*What this task involves:* Leave out the pictures and copy everything else in the entries exactly.

*Entries supplied:*
***

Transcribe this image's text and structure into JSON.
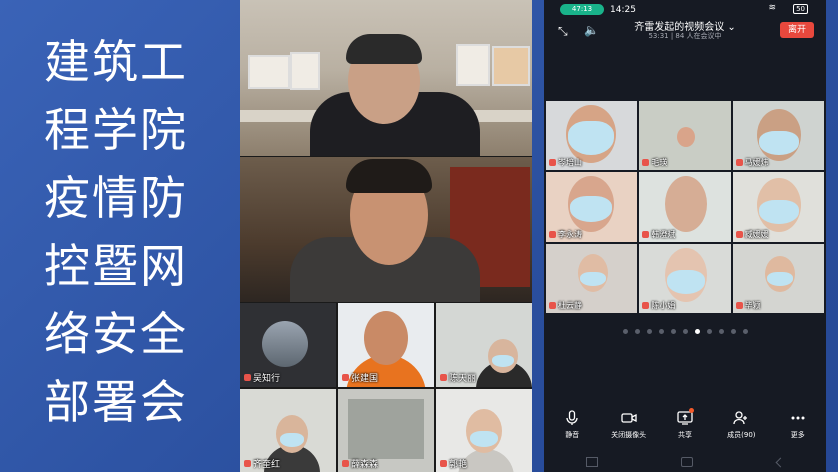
{
  "slide": {
    "title_lines": [
      "建筑工",
      "程学院",
      "疫情防",
      "控暨网",
      "络安全",
      "部署会"
    ]
  },
  "left_panel": {
    "participants": [
      "吴知行",
      "张建国",
      "陈天丽",
      "齐奎红",
      "薛森森",
      "郭艳"
    ]
  },
  "phone": {
    "status": {
      "pill": "47:13",
      "time": "14:25",
      "battery": "50"
    },
    "meeting_title": "齐雷发起的视频会议",
    "meeting_sub": "53:31 | 84 人在会议中",
    "leave_label": "离开",
    "participants": [
      "岑培山",
      "毛瑛",
      "马媛炜",
      "李永涛",
      "韩澄斌",
      "臧媛媛",
      "杜云静",
      "陈小娟",
      "毕颖"
    ],
    "page_dots": 11,
    "active_dot": 6,
    "toolbar": {
      "mute": "静音",
      "camera": "关闭摄像头",
      "share": "共享",
      "members": "成员(90)",
      "more": "更多"
    }
  }
}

***

*Answer to this exercise:*
Transcribe this image's text and structure into JSON.
{
  "slide": {
    "title_lines": [
      "建筑工",
      "程学院",
      "疫情防",
      "控暨网",
      "络安全",
      "部署会"
    ]
  },
  "left_panel": {
    "participants": [
      "吴知行",
      "张建国",
      "陈天丽",
      "齐奎红",
      "薛森森",
      "郭艳"
    ]
  },
  "phone": {
    "status": {
      "pill": "47:13",
      "time": "14:25",
      "battery": "50"
    },
    "meeting_title": "齐雷发起的视频会议",
    "meeting_sub": "53:31 | 84 人在会议中",
    "leave_label": "离开",
    "participants": [
      "岑培山",
      "毛瑛",
      "马媛炜",
      "李永涛",
      "韩澄斌",
      "臧媛媛",
      "杜云静",
      "陈小娟",
      "毕颖"
    ],
    "page_dots": 11,
    "active_dot": 6,
    "toolbar": {
      "mute": "静音",
      "camera": "关闭摄像头",
      "share": "共享",
      "members": "成员(90)",
      "more": "更多"
    }
  }
}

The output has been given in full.